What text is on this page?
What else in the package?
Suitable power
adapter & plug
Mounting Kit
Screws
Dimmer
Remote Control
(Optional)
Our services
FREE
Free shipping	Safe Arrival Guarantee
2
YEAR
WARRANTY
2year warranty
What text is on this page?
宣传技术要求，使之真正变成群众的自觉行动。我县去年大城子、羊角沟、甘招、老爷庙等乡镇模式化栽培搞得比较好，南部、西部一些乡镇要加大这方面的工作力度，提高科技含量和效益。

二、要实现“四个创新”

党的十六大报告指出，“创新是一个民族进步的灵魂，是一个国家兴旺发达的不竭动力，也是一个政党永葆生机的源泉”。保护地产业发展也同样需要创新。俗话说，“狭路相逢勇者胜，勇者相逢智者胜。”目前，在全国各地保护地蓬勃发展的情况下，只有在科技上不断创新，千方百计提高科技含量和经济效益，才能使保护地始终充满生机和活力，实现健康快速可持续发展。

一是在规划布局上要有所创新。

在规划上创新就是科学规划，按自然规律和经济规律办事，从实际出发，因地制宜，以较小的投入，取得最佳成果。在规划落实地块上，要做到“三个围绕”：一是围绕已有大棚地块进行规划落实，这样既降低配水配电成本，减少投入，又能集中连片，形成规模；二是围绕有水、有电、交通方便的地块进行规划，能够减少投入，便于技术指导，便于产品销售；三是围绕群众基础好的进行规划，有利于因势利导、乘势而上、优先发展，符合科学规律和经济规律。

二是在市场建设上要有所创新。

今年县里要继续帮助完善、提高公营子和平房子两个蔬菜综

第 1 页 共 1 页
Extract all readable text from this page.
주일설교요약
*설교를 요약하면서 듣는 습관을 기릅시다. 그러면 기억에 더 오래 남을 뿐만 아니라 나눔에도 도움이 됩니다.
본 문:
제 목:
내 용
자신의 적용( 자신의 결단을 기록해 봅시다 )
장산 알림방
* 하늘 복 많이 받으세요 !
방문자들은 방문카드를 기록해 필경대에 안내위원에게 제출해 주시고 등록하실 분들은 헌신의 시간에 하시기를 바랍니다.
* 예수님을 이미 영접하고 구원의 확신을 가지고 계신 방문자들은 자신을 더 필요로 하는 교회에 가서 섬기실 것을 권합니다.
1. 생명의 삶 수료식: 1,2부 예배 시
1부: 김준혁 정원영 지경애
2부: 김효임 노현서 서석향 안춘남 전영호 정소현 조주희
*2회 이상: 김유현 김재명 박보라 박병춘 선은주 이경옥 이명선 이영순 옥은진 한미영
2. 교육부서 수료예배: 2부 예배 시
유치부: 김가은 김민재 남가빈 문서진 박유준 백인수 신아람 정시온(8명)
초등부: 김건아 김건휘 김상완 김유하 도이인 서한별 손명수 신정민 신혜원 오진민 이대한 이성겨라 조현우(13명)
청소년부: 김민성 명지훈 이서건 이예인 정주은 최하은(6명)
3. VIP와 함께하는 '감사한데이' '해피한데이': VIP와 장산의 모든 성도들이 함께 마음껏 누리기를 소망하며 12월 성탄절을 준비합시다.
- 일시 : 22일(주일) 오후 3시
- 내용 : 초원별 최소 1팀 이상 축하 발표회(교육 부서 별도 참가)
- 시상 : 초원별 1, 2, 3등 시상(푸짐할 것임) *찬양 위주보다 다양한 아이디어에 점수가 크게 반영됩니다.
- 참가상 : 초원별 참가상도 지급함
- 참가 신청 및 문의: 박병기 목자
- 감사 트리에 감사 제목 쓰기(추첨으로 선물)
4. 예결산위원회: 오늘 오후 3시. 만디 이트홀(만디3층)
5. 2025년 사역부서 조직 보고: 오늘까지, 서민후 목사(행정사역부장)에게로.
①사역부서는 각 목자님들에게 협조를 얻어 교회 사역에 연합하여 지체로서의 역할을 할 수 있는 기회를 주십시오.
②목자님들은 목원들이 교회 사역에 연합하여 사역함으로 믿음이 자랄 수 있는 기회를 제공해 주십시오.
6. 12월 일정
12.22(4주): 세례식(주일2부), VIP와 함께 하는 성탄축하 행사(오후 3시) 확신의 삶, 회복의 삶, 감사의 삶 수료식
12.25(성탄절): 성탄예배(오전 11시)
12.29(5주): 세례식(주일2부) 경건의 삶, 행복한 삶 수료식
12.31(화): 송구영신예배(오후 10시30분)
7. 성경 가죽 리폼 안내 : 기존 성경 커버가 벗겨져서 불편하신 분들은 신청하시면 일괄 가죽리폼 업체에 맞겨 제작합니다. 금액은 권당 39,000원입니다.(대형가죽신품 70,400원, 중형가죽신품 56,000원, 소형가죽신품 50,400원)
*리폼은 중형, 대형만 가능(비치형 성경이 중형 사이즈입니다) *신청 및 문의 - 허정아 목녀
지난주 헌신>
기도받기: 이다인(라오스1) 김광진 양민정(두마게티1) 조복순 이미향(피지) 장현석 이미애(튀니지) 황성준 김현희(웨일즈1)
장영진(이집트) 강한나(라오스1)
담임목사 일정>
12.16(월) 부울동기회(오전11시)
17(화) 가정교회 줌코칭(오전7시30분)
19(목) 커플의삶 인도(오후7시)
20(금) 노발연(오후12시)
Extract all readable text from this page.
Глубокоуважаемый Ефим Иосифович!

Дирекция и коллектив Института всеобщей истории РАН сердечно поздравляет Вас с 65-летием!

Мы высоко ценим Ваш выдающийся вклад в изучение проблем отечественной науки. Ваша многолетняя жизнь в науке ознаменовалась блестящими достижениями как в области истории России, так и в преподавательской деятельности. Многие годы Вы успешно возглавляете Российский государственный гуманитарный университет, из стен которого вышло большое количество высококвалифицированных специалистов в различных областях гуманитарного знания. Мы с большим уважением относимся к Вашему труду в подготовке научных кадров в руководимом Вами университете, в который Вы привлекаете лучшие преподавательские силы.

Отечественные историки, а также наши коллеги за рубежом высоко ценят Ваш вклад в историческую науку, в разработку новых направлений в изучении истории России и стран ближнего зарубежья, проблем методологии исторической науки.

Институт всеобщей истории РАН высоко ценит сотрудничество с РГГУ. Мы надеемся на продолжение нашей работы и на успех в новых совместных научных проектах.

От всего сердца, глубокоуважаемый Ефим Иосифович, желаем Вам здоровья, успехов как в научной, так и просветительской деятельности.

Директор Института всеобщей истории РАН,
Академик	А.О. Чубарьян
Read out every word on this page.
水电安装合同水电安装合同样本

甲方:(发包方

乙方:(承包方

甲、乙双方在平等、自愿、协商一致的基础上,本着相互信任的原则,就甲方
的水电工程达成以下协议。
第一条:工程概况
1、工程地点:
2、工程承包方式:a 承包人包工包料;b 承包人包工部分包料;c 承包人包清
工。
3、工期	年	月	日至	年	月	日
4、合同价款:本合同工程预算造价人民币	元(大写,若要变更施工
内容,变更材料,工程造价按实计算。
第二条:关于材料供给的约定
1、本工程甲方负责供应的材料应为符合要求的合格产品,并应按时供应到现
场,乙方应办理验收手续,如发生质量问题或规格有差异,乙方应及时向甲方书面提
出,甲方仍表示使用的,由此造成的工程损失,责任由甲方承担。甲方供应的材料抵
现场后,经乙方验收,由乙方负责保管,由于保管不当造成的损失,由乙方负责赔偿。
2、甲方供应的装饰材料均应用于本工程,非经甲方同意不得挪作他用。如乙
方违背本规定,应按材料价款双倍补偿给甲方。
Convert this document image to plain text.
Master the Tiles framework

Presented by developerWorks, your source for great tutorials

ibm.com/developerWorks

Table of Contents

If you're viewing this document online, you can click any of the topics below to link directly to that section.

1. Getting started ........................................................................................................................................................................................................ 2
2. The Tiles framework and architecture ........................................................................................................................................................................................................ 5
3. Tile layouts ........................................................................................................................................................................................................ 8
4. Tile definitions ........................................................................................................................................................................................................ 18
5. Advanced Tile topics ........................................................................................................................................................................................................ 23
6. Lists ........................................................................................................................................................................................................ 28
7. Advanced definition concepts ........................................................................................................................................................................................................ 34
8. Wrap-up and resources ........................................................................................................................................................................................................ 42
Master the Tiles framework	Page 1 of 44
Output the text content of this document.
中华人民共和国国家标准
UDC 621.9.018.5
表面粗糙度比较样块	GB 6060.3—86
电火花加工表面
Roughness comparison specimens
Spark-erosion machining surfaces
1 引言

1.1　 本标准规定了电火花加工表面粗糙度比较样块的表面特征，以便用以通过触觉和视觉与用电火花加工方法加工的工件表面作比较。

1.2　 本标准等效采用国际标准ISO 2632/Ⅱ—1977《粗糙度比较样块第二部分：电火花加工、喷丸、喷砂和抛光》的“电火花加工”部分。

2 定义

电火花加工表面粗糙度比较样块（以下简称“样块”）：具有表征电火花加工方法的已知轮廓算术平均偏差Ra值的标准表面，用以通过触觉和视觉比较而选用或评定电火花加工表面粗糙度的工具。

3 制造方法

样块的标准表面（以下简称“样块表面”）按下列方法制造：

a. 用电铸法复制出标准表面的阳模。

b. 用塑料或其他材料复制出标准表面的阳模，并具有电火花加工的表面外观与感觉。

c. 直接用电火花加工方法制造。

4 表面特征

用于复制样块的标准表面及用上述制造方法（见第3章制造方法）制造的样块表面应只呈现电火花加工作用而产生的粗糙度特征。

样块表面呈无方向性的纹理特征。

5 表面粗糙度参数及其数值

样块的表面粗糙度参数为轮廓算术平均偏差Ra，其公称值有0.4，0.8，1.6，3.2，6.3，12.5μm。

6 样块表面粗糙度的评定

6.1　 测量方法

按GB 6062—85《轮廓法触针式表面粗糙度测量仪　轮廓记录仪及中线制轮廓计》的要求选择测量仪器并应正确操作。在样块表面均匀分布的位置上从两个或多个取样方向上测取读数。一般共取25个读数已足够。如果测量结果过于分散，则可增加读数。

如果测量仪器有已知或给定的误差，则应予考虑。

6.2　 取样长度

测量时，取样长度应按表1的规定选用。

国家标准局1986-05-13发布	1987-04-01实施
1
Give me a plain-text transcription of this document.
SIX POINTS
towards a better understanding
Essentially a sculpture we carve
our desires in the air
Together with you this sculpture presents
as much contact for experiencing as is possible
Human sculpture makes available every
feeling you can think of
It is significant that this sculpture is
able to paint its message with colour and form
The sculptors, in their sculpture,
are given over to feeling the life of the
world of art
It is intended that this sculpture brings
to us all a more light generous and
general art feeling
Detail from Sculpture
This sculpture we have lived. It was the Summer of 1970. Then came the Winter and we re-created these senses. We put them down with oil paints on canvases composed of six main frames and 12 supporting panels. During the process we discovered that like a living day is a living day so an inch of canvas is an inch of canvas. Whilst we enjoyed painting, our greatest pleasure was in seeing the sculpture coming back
######
DIRECTIVE
Gather and copy every line of the data in which the string "주십시오" is found.

COMPLETE OUTPUT
①사역부서는 각 목자님들에게 협조를 얻어 교회 사역에 연합하여 지체로서의 역할을 할 수 있는 기회를 주십시오.
②목자님들은 목원들이 교회 사역에 연합하여 사역함으로 믿음이 자랄 수 있는 기회를 제공해 주십시오.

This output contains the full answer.